◆ **SUPPLIED DATA**
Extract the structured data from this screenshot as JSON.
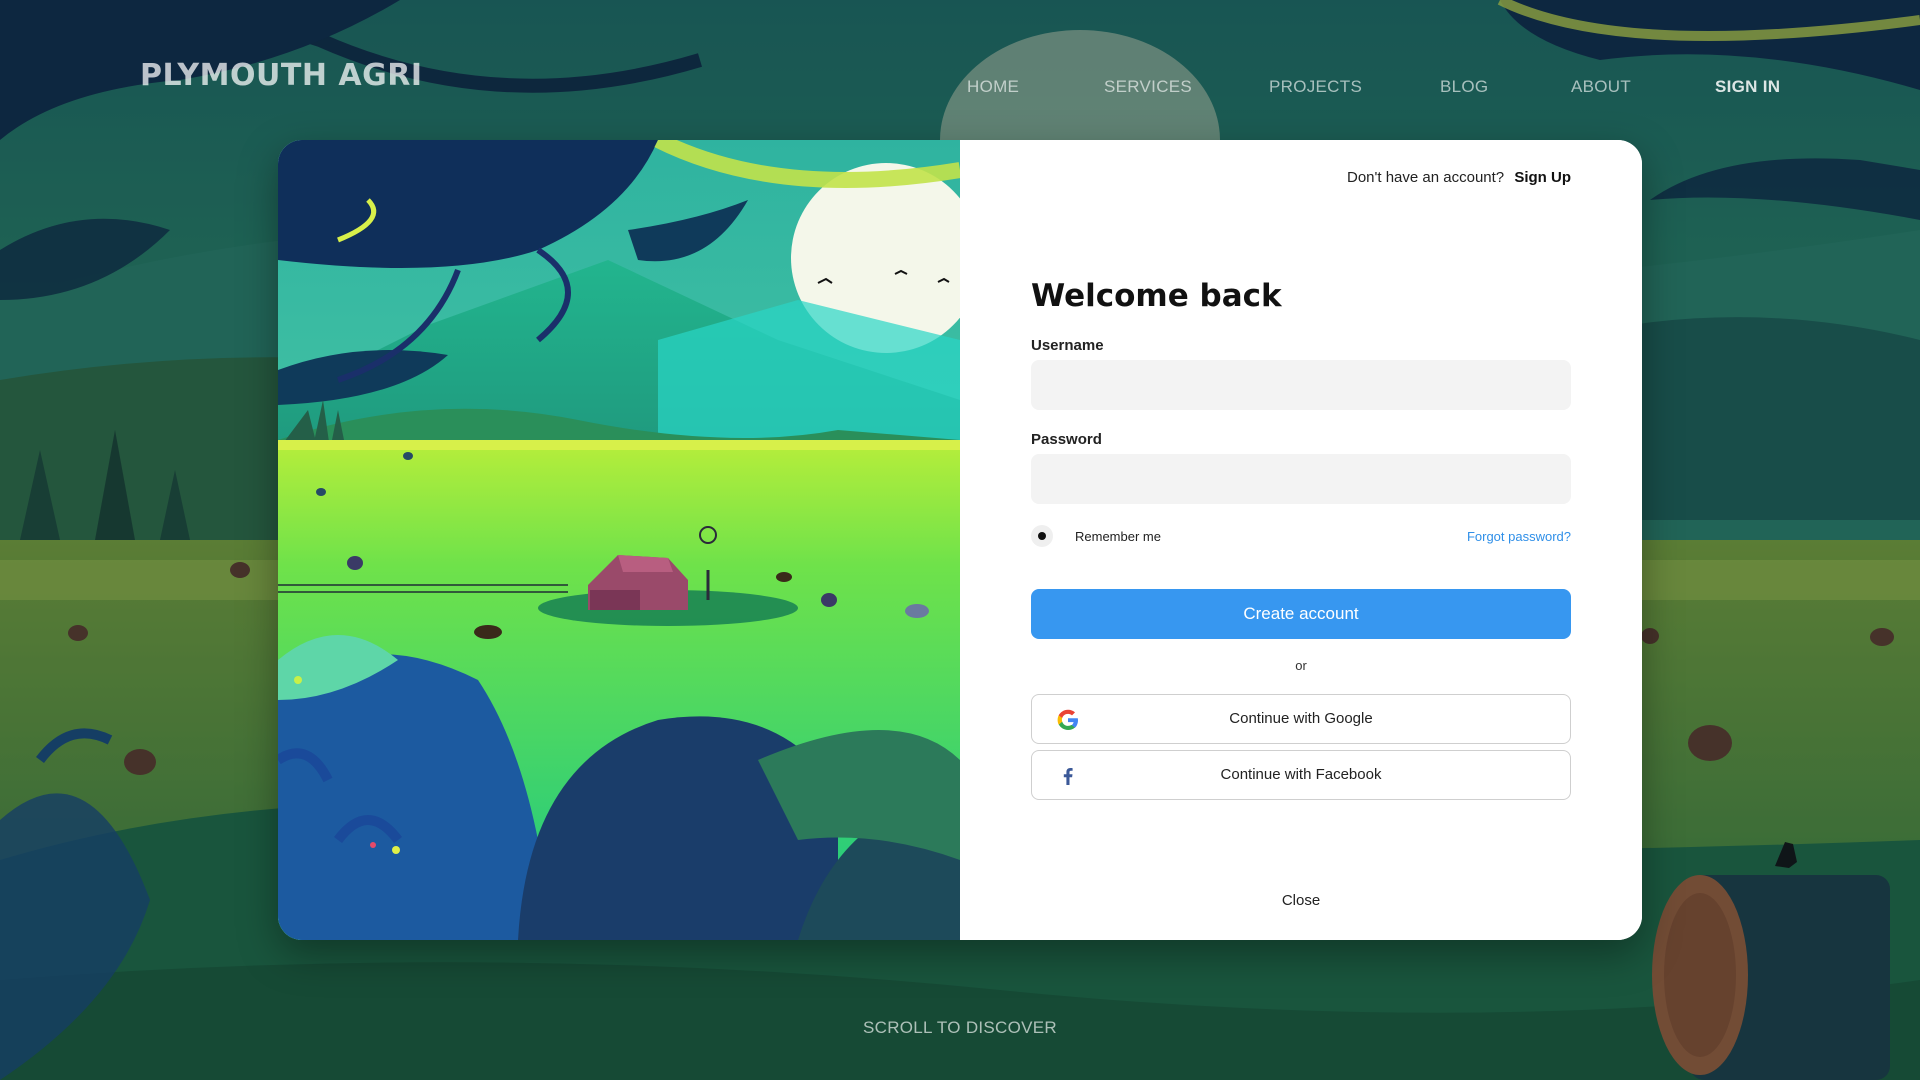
{
  "header": {
    "brand": "PLYMOUTH AGRI",
    "nav": [
      "HOME",
      "SERVICES",
      "PROJECTS",
      "BLOG",
      "ABOUT",
      "SIGN IN"
    ]
  },
  "modal": {
    "signup_prompt": "Don't have an account?",
    "signup_link": "Sign Up",
    "title": "Welcome back",
    "username_label": "Username",
    "username_value": "",
    "password_label": "Password",
    "password_value": "",
    "remember_label": "Remember me",
    "remember_checked": true,
    "forgot_link": "Forgot password?",
    "primary_button": "Create account",
    "divider": "or",
    "google_button": "Continue with Google",
    "facebook_button": "Continue with Facebook",
    "close": "Close"
  },
  "footer": {
    "scroll_hint": "SCROLL TO DISCOVER"
  },
  "icons": {
    "google": "google-icon",
    "facebook": "facebook-icon"
  },
  "colors": {
    "primary": "#3797f0",
    "link": "#2f8fe8",
    "input_bg": "#f3f3f3"
  }
}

◆ **WHAT TO PRODUCE**
Repeat the material above in full and unchanged, minus its images.

◆ **THE RESPONSE**
Extract the structured data from this screenshot as JSON.
{
  "header": {
    "brand": "PLYMOUTH AGRI",
    "nav": [
      "HOME",
      "SERVICES",
      "PROJECTS",
      "BLOG",
      "ABOUT",
      "SIGN IN"
    ]
  },
  "modal": {
    "signup_prompt": "Don't have an account?",
    "signup_link": "Sign Up",
    "title": "Welcome back",
    "username_label": "Username",
    "username_value": "",
    "password_label": "Password",
    "password_value": "",
    "remember_label": "Remember me",
    "remember_checked": true,
    "forgot_link": "Forgot password?",
    "primary_button": "Create account",
    "divider": "or",
    "google_button": "Continue with Google",
    "facebook_button": "Continue with Facebook",
    "close": "Close"
  },
  "footer": {
    "scroll_hint": "SCROLL TO DISCOVER"
  },
  "icons": {
    "google": "google-icon",
    "facebook": "facebook-icon"
  },
  "colors": {
    "primary": "#3797f0",
    "link": "#2f8fe8",
    "input_bg": "#f3f3f3"
  }
}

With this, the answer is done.